## What to do
Search the listing for the string "Peterburg" and copy every line that contains it.

========================================================================

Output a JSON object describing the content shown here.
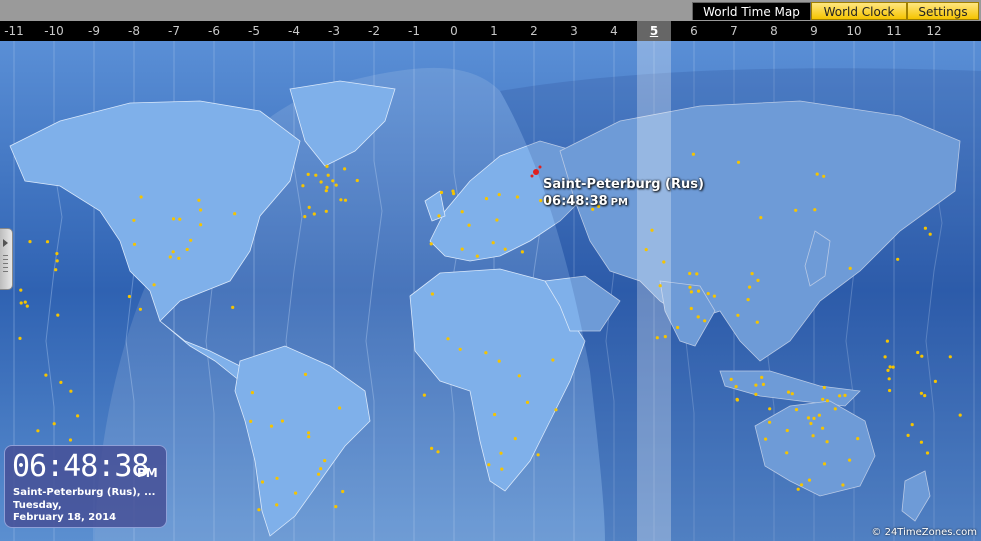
{
  "tabs": [
    {
      "label": "World Time Map",
      "active": true
    },
    {
      "label": "World Clock",
      "active": false
    },
    {
      "label": "Settings",
      "active": false
    }
  ],
  "timezones": [
    "-11",
    "-10",
    "-9",
    "-8",
    "-7",
    "-6",
    "-5",
    "-4",
    "-3",
    "-2",
    "-1",
    "0",
    "1",
    "2",
    "3",
    "4",
    "5",
    "6",
    "7",
    "8",
    "9",
    "10",
    "11",
    "12"
  ],
  "current_timezone": "5",
  "selected_city": {
    "name": "Saint-Peterburg (Rus)",
    "time": "06:48:38",
    "ampm": "PM"
  },
  "clock": {
    "time": "06:48:38",
    "ampm": "PM",
    "city": "Saint-Peterburg (Rus), ...",
    "weekday": "Tuesday,",
    "date": "February 18, 2014"
  },
  "copyright": "© 24TimeZones.com",
  "colors": {
    "ocean": "#3a6db5",
    "land": "#7fb0ea",
    "night": "#2f5aa6",
    "city_dot": "#f5c400",
    "accent_tab": "#f5c400"
  }
}
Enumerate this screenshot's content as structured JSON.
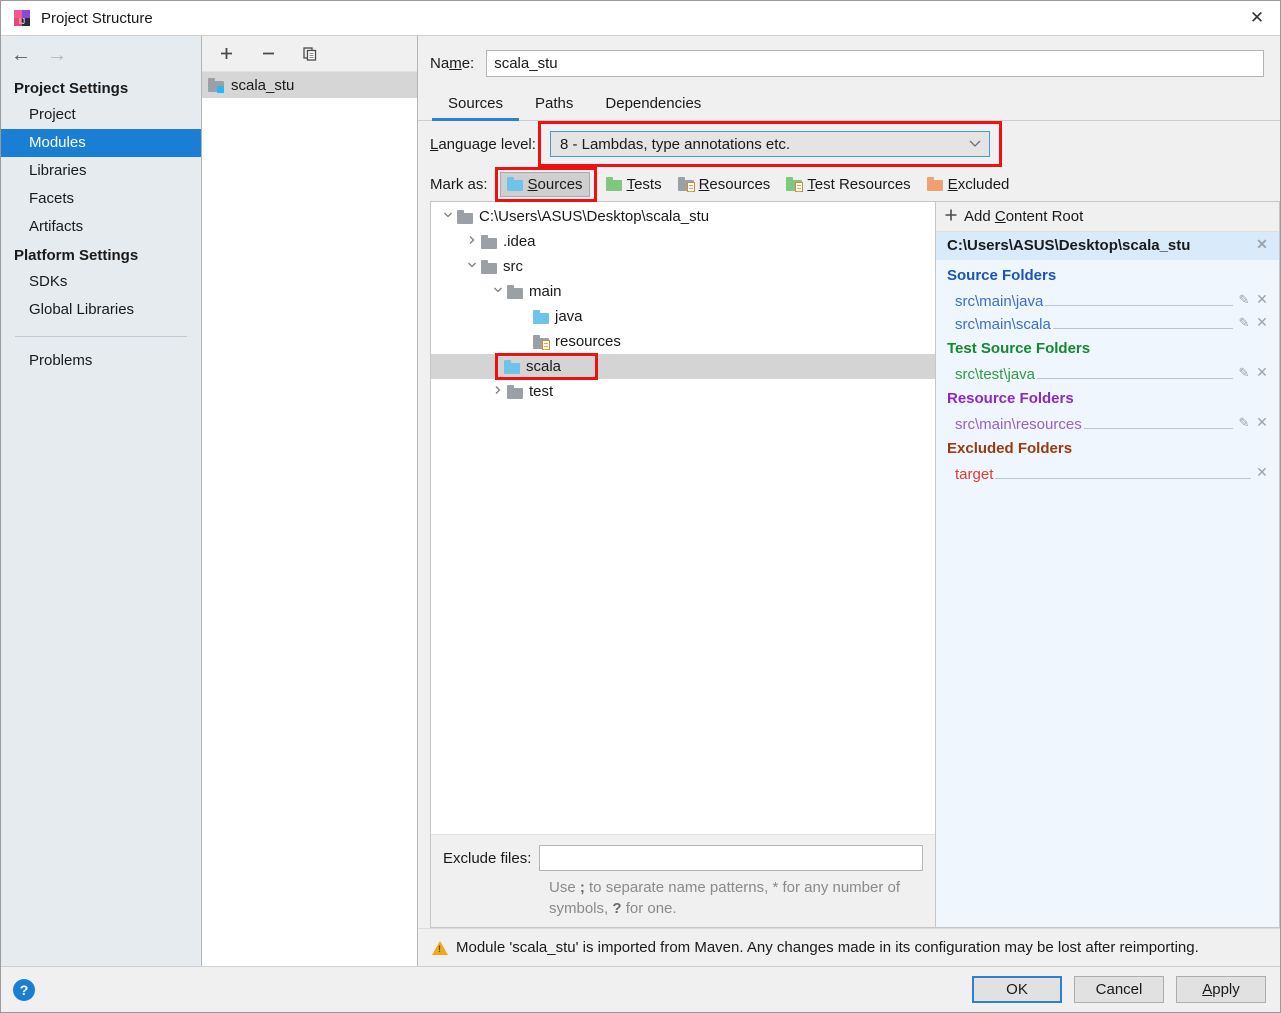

========================================================================

## Exercise result
    "name": "Saint-Peterburg (Rus)",
    "city": "Saint-Peterburg (Rus), ...",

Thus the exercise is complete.